Copy out every line in the entries below that includes "Введите".

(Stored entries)
---------------
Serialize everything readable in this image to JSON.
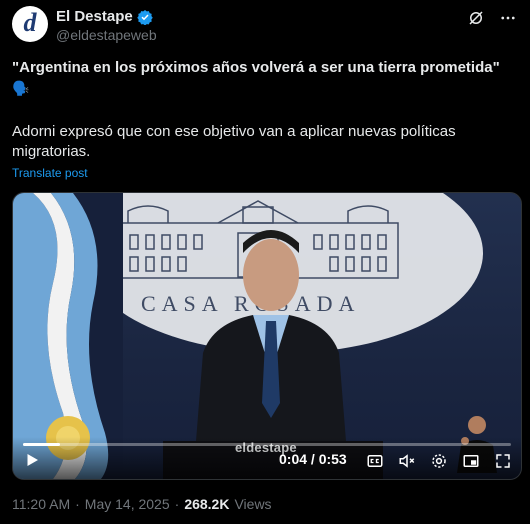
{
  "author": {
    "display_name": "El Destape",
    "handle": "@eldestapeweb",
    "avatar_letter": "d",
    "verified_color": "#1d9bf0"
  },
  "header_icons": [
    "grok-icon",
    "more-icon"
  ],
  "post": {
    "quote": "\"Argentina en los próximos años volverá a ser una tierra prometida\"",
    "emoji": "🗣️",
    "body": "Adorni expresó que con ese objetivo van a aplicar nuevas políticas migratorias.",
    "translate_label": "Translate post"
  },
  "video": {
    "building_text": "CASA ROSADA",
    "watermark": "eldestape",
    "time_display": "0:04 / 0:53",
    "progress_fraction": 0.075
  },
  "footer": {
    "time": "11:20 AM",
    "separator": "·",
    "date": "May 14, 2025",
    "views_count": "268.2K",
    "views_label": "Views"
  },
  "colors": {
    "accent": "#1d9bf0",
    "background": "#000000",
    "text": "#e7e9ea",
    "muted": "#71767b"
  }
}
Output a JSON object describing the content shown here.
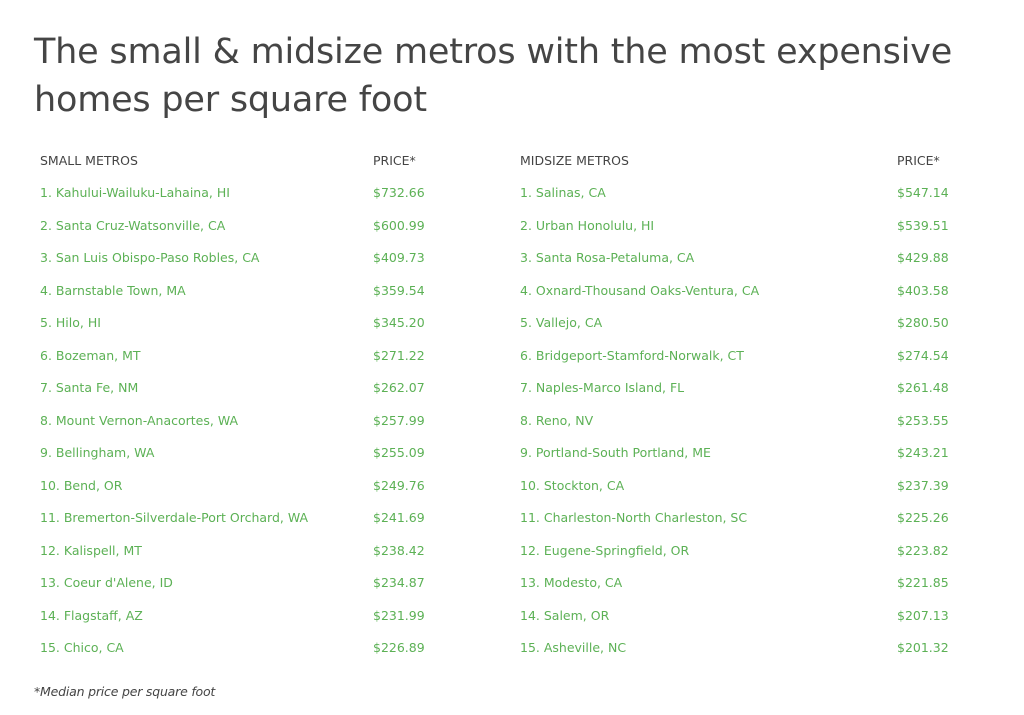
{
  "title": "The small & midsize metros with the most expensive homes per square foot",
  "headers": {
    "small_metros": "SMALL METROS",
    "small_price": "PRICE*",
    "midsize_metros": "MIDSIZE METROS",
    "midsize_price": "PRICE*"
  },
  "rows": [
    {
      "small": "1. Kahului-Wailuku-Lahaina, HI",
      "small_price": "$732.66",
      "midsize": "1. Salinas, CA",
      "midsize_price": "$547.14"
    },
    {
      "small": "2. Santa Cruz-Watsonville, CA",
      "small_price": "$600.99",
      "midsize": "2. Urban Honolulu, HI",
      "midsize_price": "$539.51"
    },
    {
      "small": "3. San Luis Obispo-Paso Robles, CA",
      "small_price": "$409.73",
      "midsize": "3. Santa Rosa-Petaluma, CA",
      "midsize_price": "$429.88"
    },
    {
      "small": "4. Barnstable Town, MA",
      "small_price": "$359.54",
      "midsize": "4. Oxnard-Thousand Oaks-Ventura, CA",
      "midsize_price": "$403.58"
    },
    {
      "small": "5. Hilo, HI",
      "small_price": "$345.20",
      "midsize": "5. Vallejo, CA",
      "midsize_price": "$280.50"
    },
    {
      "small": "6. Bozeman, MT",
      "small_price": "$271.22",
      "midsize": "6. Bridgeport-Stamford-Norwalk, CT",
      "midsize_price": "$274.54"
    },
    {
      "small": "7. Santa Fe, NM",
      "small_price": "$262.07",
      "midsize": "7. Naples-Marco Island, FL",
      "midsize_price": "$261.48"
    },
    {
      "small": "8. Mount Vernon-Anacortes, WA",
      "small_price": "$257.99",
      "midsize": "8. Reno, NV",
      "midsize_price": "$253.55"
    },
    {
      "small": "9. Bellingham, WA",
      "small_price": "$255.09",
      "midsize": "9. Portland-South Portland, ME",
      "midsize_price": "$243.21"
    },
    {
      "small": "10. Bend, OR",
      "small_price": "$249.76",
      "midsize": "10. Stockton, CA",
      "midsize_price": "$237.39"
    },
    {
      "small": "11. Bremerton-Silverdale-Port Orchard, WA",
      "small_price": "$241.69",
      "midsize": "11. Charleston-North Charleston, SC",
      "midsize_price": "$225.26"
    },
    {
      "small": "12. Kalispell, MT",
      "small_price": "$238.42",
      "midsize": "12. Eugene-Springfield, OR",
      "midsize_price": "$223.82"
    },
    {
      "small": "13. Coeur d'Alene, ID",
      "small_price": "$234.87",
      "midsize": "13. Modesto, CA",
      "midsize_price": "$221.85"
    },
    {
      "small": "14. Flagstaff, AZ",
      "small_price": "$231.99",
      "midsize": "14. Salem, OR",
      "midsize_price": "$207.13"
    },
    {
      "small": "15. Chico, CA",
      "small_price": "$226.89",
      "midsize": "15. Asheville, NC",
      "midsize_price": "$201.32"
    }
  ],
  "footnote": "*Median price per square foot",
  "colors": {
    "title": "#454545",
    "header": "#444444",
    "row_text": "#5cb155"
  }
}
---------------
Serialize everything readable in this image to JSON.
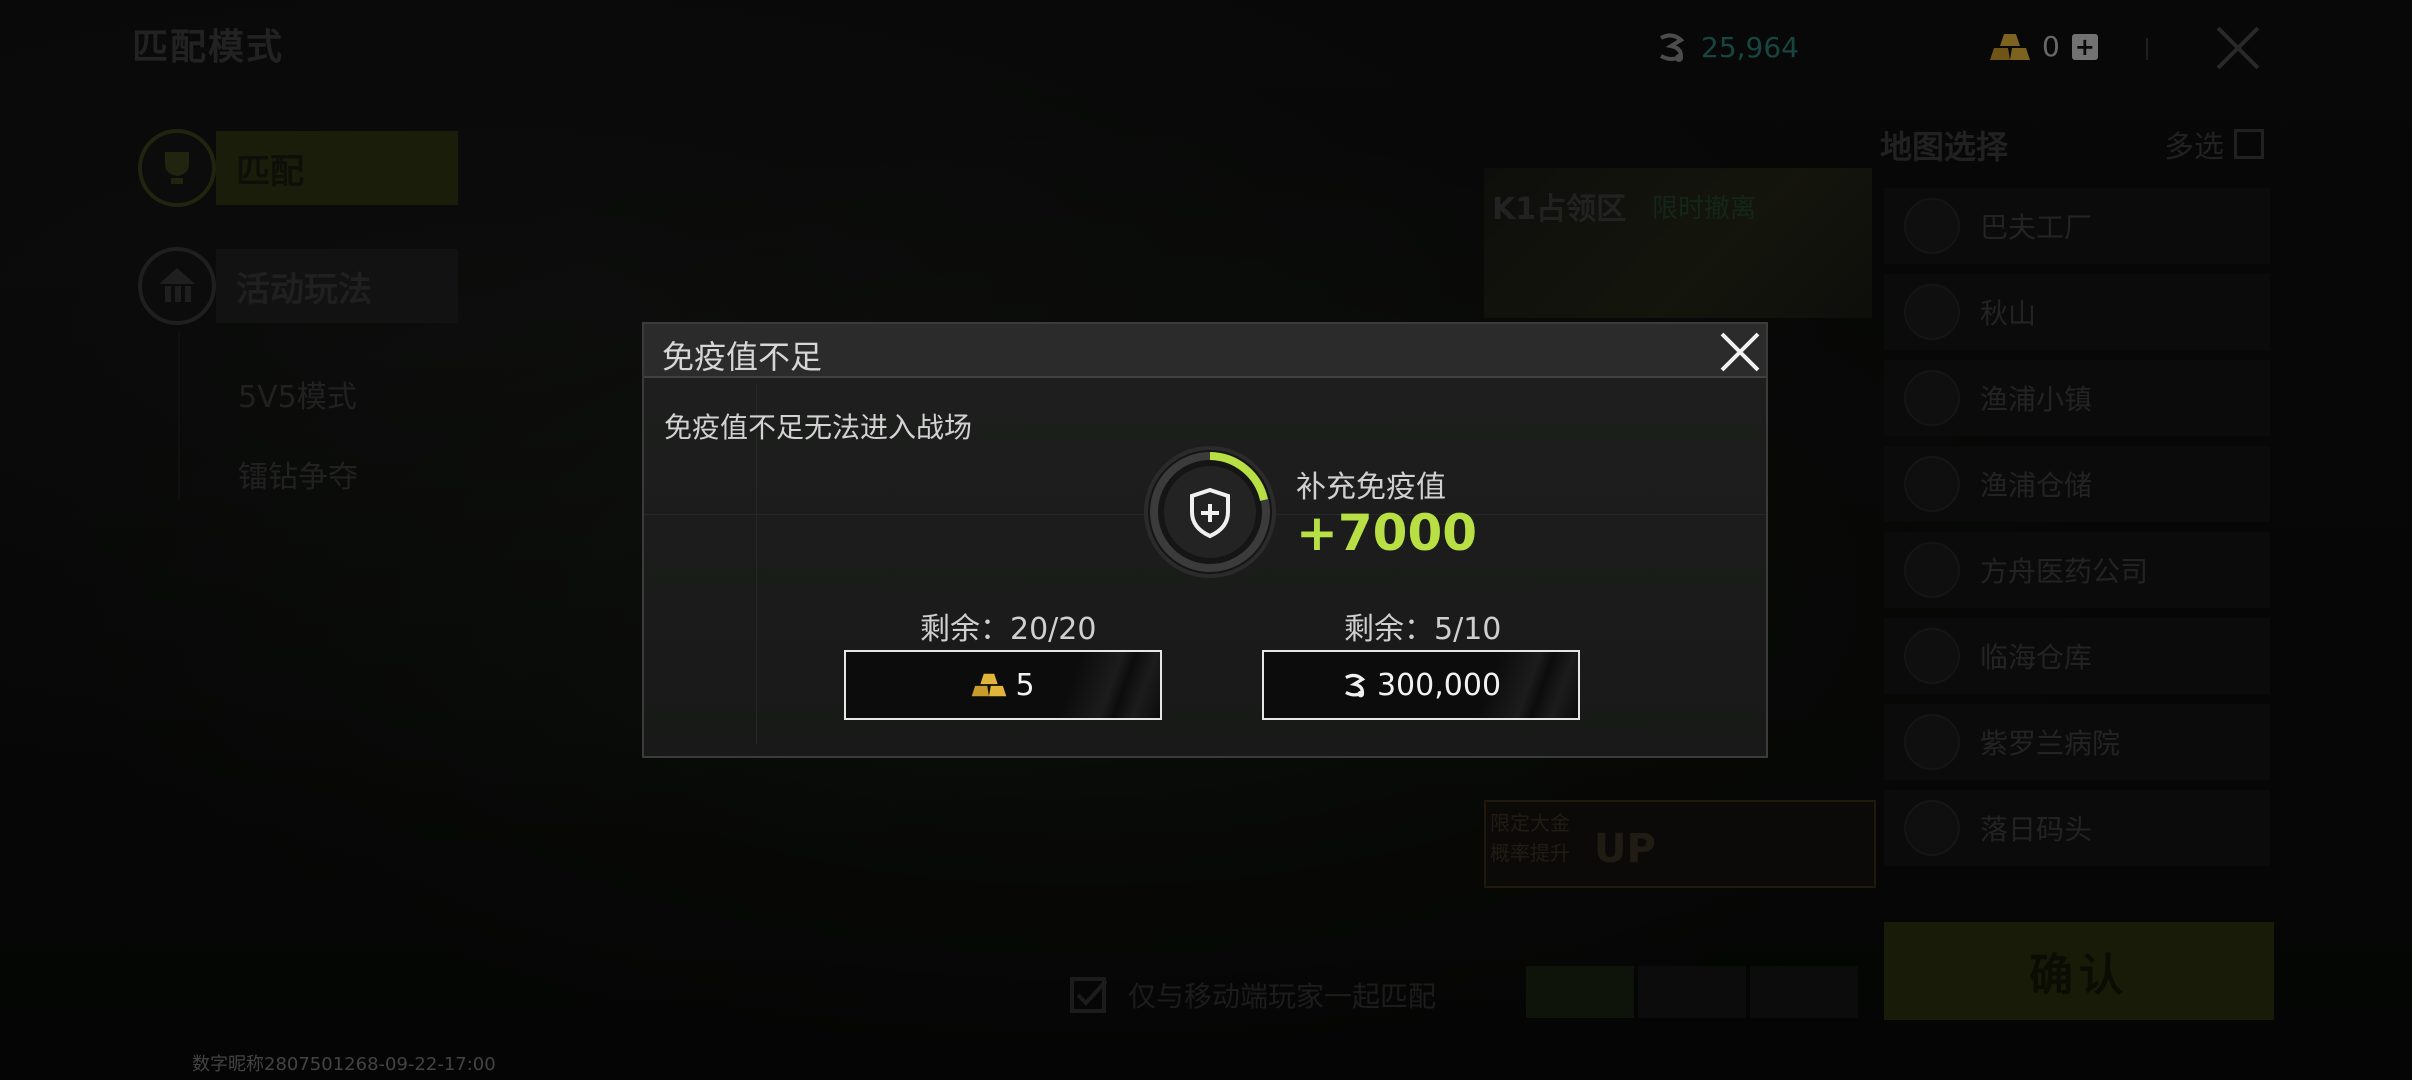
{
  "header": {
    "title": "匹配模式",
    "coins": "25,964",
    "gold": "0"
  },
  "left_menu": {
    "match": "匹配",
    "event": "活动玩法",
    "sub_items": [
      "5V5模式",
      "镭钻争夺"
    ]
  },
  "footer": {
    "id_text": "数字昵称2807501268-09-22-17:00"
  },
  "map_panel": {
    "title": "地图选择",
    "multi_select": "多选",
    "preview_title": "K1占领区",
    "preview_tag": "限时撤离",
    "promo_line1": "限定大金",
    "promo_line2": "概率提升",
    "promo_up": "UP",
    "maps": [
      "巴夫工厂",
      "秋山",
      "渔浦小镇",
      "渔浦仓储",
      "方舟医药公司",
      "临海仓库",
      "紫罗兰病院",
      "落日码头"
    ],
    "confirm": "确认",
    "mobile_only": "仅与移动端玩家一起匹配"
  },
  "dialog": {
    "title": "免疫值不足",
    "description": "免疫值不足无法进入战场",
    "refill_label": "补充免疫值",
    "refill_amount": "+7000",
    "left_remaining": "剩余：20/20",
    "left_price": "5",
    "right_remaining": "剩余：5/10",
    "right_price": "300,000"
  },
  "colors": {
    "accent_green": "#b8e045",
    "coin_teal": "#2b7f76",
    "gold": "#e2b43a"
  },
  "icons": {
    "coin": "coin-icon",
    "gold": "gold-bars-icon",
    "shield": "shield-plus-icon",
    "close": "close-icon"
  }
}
---------------
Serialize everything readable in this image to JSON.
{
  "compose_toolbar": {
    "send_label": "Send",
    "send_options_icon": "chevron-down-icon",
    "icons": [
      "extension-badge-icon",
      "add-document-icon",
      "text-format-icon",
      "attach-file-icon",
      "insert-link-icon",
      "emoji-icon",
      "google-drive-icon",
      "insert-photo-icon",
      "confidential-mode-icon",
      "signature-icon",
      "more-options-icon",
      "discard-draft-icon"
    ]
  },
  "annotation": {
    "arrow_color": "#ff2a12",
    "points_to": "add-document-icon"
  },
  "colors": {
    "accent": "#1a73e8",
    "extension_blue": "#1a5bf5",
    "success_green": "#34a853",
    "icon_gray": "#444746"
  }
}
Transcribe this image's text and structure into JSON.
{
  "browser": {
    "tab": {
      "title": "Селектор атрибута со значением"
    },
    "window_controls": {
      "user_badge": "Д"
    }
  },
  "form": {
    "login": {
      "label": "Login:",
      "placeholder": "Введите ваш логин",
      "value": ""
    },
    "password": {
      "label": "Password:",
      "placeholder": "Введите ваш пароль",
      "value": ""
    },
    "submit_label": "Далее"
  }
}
---------------
■ **CORRECT RESPONSE**:
      "placeholder": "Введите ваш логин",
      "placeholder": "Введите ваш пароль",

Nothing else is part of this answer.